**STATED PROBLEM**
Gather every line below where "Латыши" appears.

(Saved data entries)

◆ ◆ ◆ ◆ ◆

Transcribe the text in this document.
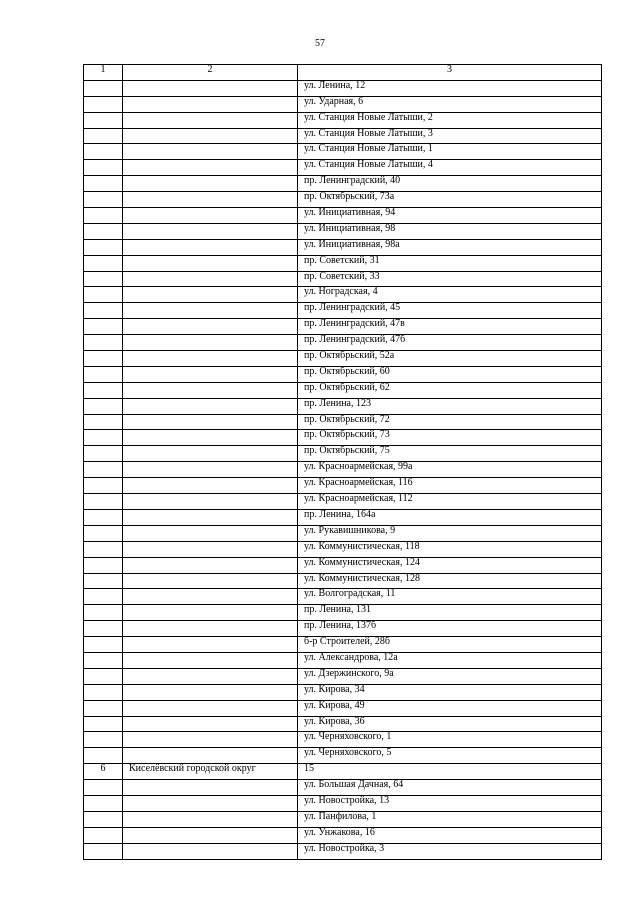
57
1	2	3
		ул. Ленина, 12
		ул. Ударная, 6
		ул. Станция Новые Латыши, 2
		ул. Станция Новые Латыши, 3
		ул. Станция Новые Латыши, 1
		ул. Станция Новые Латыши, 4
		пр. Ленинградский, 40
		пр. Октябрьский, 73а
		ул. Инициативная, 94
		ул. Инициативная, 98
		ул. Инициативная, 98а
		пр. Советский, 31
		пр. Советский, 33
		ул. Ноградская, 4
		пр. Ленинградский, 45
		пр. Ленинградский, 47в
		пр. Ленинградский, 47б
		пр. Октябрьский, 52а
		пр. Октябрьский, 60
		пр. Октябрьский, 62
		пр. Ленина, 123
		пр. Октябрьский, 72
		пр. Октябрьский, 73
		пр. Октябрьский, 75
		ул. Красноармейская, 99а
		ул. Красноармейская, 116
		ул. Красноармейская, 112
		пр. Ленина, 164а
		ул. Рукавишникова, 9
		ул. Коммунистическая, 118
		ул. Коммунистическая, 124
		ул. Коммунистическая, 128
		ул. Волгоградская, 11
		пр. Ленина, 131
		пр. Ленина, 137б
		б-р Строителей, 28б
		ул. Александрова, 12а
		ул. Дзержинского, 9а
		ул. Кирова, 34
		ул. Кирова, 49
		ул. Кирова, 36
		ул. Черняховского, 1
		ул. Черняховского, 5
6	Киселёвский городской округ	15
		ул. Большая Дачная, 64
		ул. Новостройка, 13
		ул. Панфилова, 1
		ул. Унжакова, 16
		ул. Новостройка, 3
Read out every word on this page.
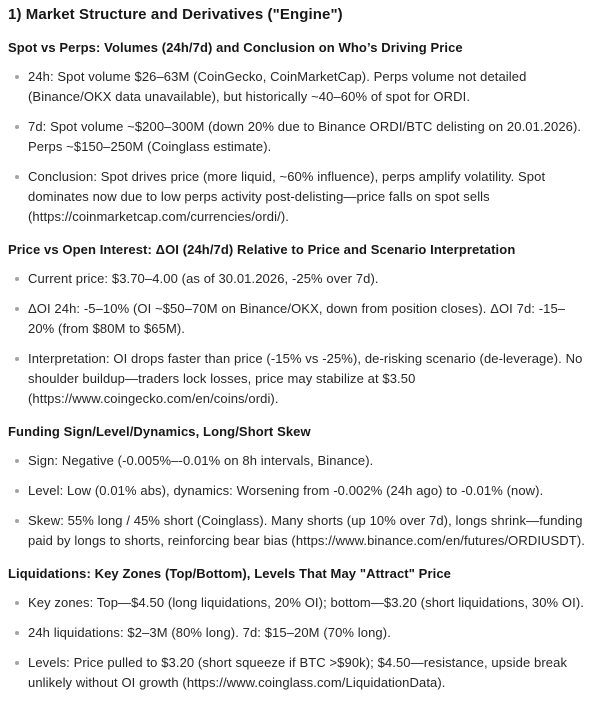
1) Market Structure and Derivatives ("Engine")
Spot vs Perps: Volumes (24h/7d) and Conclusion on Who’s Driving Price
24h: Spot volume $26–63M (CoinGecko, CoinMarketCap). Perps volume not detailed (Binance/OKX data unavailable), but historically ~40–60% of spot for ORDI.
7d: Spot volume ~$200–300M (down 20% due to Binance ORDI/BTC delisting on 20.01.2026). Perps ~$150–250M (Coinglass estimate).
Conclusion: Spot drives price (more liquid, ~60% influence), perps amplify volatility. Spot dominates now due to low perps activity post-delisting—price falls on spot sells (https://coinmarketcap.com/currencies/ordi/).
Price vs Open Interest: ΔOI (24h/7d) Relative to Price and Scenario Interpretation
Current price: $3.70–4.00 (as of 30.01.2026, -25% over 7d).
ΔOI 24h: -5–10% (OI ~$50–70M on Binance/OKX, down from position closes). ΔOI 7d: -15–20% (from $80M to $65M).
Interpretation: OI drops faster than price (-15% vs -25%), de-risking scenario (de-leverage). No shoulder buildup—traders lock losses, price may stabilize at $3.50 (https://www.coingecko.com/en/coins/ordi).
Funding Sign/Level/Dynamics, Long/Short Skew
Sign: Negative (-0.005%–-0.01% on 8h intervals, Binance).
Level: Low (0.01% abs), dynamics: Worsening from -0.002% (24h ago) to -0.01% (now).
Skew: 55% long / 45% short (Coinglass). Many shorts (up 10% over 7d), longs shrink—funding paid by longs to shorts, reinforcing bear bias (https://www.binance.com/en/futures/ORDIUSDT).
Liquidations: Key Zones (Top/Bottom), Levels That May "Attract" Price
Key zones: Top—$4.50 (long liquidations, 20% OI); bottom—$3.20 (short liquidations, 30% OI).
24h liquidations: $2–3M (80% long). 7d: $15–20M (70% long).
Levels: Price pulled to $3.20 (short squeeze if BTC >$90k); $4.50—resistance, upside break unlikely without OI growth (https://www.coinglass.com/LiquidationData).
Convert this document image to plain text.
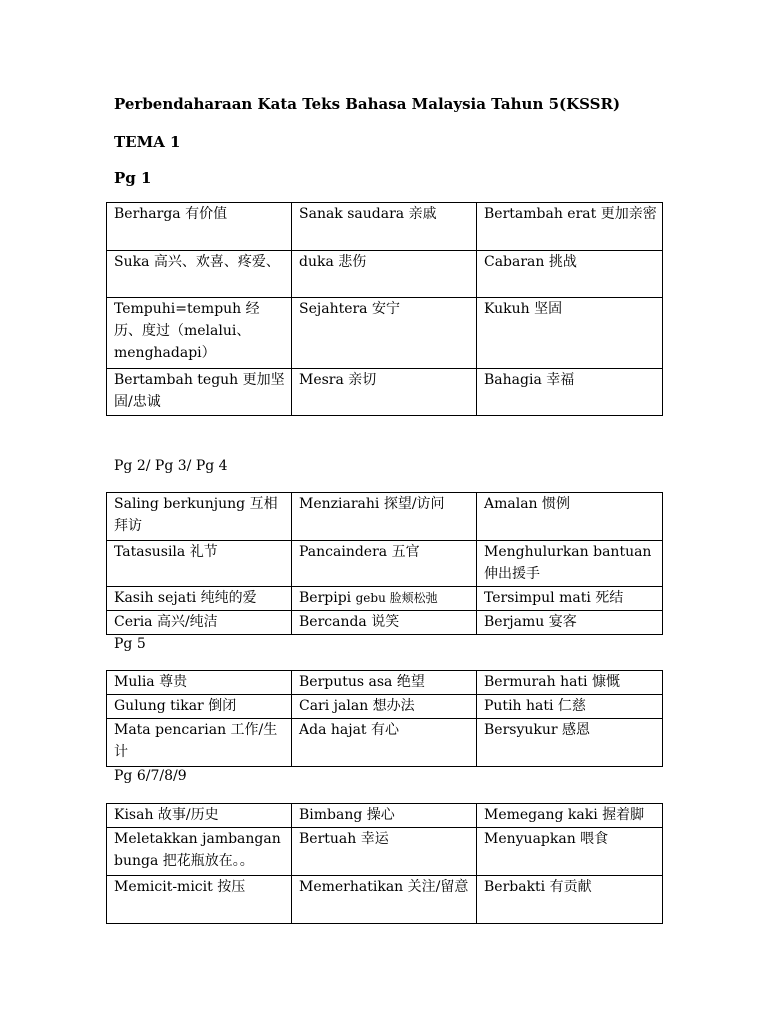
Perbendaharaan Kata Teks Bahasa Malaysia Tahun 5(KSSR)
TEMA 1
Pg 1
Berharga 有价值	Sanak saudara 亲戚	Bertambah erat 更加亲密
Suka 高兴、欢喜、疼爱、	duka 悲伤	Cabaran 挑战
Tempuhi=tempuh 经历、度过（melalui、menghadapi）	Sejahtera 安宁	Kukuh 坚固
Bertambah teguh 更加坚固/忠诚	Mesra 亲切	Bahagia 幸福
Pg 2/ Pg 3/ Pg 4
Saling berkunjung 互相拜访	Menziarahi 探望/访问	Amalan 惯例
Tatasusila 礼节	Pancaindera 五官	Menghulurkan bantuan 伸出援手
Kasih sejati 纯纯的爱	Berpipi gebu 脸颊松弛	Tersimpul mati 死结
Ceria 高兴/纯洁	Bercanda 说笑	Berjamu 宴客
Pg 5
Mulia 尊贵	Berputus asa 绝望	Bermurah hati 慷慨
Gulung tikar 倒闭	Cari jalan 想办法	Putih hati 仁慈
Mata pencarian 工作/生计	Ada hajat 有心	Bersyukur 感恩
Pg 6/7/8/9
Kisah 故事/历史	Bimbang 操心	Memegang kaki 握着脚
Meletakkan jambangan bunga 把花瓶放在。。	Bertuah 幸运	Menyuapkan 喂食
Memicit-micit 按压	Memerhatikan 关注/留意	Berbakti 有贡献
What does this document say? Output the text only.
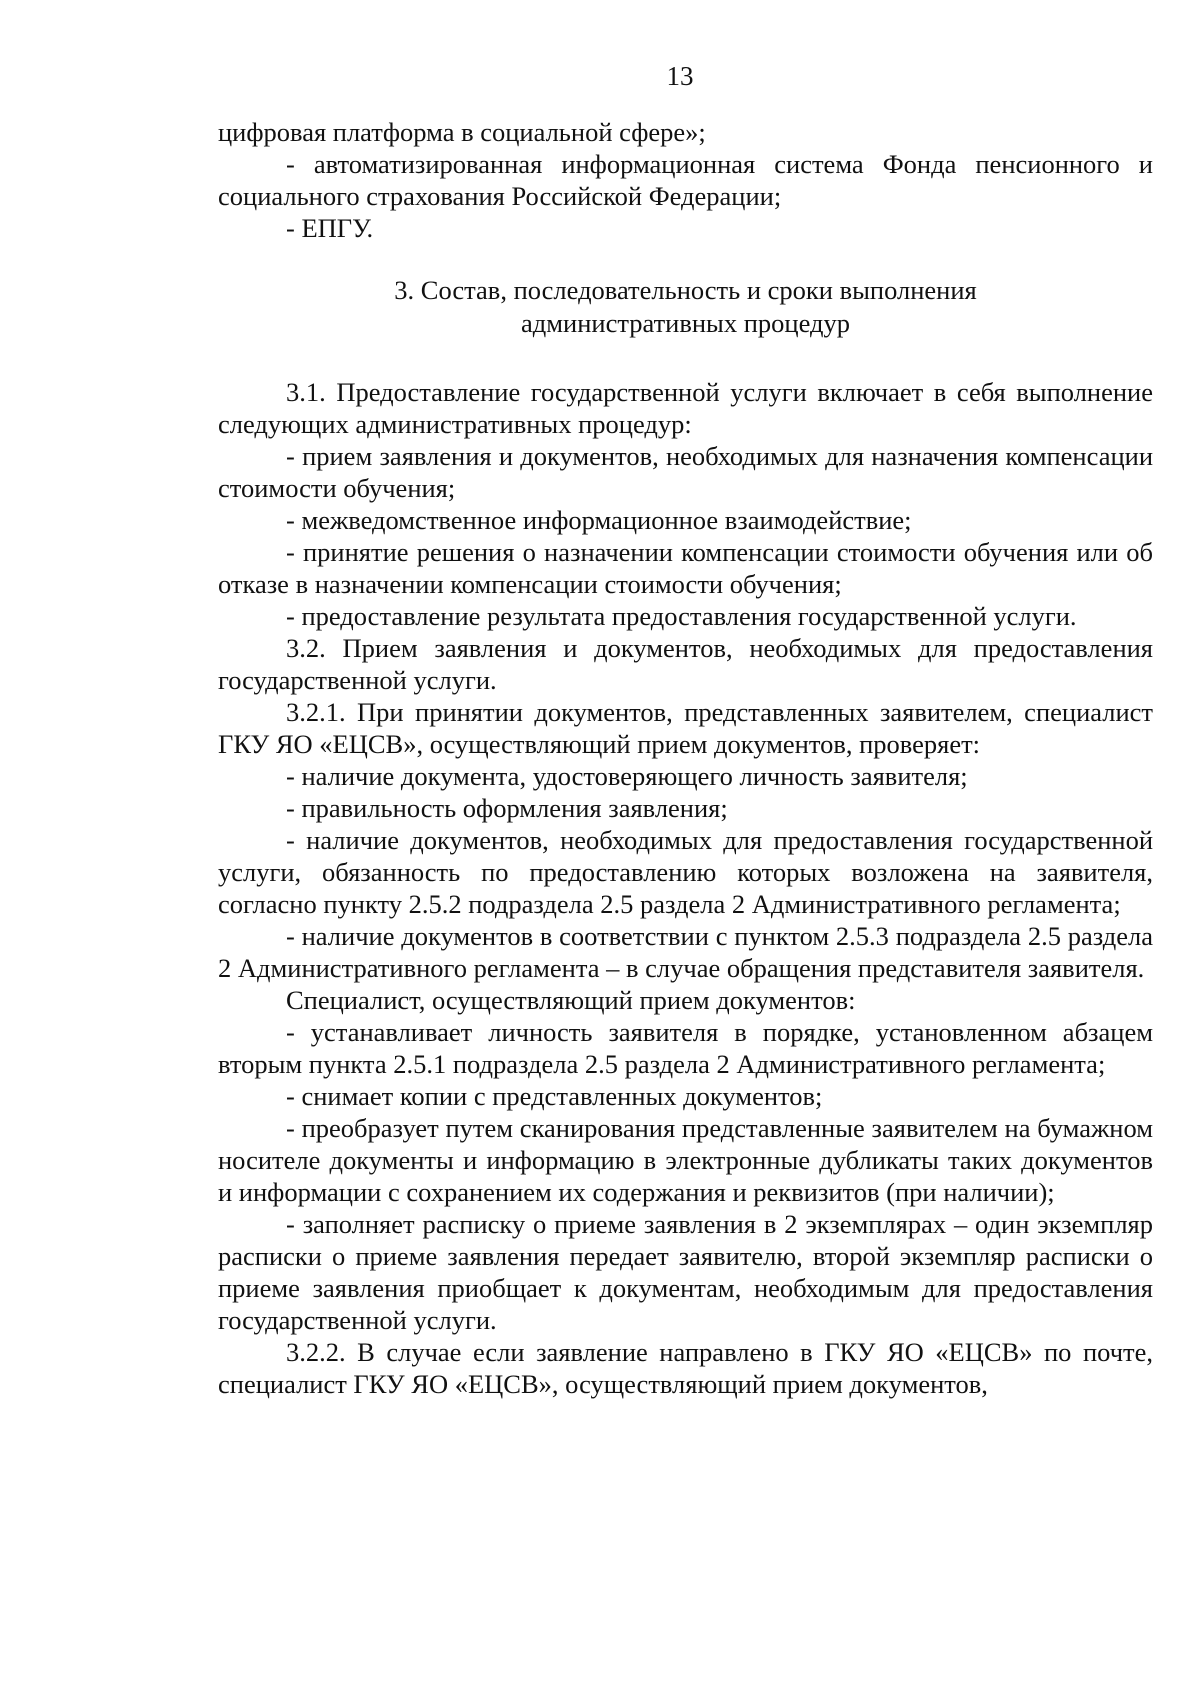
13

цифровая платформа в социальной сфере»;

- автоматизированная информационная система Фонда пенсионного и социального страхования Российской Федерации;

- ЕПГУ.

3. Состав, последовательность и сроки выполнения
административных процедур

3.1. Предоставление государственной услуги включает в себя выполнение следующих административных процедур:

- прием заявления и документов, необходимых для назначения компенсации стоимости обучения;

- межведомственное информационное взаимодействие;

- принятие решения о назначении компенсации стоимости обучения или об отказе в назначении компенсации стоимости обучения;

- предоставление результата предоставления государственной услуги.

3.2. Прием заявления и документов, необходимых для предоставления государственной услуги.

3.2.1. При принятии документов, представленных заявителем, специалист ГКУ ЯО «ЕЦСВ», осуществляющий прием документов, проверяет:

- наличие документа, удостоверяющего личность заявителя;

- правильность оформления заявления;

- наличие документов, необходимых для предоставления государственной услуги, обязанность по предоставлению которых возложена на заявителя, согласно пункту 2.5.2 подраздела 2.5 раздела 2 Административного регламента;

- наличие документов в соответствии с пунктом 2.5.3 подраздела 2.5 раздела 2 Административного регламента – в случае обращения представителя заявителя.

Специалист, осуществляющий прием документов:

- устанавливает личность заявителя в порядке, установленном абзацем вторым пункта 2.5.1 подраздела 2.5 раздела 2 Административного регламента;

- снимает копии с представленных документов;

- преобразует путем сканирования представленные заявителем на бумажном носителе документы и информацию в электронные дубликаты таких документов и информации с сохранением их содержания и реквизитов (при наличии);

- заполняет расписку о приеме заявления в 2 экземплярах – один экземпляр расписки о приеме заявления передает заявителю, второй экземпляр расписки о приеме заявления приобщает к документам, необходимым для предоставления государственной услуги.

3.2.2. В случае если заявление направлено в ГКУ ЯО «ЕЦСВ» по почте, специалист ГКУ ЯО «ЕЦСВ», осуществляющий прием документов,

◆ ◆ ◆ ◆ ◆

**WRITTEN REPLY**
		ул. Станция Новые Латыши, 2
		ул. Станция Новые Латыши, 3
		ул. Станция Новые Латыши, 1
		ул. Станция Новые Латыши, 4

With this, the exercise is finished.